Aim: List every line in this data where the string "также" occurs.
** BEGIN Raw data **
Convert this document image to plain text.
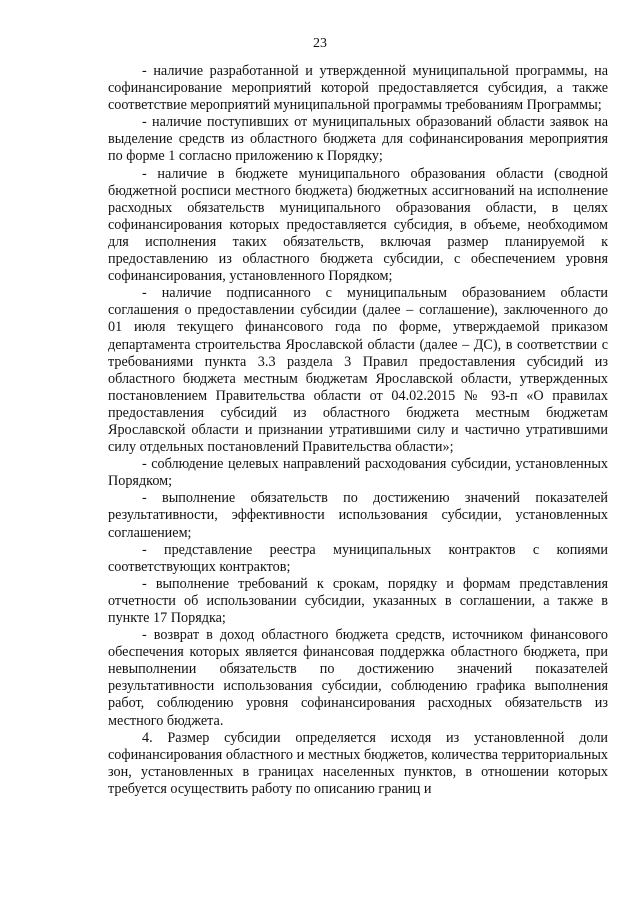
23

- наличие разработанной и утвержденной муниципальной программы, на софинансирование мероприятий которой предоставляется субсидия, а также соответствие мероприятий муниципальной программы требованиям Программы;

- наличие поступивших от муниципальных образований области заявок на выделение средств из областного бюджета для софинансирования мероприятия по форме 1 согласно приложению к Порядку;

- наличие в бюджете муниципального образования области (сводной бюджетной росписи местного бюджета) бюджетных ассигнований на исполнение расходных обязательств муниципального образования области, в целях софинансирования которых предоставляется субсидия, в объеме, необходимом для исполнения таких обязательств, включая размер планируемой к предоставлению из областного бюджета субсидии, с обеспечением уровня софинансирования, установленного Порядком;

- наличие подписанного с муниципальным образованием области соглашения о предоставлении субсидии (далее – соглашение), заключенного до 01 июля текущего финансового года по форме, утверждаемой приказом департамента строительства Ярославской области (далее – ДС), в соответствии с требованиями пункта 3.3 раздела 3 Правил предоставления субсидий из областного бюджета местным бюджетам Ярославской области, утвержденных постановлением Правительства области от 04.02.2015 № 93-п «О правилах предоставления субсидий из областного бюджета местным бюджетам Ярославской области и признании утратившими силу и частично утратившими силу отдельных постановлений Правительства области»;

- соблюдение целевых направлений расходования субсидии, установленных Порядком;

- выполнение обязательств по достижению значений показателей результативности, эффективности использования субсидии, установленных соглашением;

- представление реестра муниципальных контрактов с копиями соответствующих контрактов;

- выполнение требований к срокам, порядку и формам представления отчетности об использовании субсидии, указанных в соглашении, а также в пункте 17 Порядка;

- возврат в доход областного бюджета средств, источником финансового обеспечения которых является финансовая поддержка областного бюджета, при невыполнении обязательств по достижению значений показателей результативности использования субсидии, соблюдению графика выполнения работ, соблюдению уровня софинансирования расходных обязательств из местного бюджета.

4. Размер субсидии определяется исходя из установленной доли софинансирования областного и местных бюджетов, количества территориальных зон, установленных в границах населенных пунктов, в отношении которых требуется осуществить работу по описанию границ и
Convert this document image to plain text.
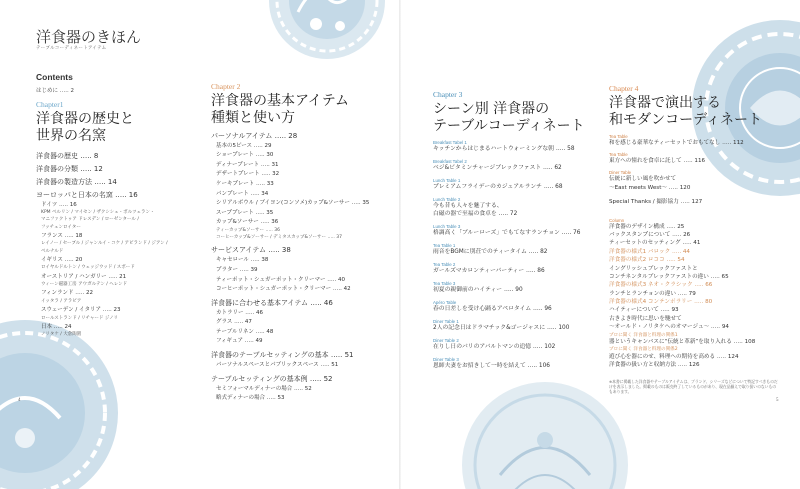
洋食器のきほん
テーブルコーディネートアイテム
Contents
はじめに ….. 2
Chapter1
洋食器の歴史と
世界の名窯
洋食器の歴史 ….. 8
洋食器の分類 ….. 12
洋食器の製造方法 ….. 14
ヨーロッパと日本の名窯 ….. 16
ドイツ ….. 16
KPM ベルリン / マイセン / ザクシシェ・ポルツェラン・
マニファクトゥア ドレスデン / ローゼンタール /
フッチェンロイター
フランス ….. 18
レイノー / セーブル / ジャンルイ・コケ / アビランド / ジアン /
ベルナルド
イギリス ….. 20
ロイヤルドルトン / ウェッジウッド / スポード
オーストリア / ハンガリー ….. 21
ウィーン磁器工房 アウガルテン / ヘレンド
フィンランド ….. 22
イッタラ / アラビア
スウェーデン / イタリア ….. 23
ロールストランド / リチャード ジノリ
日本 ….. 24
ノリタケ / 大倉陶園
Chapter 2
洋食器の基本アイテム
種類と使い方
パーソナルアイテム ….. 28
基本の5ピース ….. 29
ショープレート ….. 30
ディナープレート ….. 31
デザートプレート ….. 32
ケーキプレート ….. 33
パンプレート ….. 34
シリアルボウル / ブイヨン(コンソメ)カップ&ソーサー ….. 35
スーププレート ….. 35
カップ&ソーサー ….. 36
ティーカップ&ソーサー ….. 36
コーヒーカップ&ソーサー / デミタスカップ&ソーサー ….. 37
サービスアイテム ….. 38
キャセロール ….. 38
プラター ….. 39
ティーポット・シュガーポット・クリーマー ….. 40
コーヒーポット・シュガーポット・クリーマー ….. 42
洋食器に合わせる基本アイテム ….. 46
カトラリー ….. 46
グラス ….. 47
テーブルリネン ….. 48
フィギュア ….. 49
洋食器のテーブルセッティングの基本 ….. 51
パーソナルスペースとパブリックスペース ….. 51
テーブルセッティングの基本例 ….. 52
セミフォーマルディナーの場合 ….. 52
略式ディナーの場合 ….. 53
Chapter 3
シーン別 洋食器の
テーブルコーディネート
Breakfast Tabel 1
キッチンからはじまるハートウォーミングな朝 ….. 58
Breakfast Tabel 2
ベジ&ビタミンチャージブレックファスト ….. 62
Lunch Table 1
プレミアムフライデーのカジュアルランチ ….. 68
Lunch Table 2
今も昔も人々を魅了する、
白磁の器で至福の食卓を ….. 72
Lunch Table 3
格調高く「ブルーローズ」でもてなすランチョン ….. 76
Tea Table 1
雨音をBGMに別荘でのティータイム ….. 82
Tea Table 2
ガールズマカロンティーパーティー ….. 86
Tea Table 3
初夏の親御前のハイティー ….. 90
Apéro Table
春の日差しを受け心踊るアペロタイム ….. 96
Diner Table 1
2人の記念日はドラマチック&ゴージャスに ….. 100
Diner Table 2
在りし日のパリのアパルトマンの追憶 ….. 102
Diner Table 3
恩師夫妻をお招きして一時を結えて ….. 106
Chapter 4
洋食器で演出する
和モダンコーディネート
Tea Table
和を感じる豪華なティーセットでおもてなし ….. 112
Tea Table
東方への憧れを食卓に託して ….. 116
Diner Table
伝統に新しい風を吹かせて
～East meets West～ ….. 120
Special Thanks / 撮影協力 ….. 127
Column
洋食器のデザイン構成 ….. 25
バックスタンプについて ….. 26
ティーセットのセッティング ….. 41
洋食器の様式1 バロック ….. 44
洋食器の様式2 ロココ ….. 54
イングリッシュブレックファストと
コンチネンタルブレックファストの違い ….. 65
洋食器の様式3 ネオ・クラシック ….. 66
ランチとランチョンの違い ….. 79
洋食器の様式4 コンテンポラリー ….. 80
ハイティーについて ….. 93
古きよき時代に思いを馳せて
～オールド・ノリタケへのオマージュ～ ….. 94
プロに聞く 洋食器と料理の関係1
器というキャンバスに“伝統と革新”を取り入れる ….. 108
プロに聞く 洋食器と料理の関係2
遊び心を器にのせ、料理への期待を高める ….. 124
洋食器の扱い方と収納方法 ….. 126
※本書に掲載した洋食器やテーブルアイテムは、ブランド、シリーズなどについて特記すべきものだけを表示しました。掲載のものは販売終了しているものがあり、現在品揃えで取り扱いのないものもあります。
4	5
** END Raw data **
Task result:
- наличие разработанной и утвержденной муниципальной программы, на софинансирование мероприятий которой предоставляется субсидия, а также соответствие мероприятий муниципальной программы требованиям Программы;
- выполнение требований к срокам, порядку и формам представления отчетности об использовании субсидии, указанных в соглашении, а также в пункте 17 Порядка;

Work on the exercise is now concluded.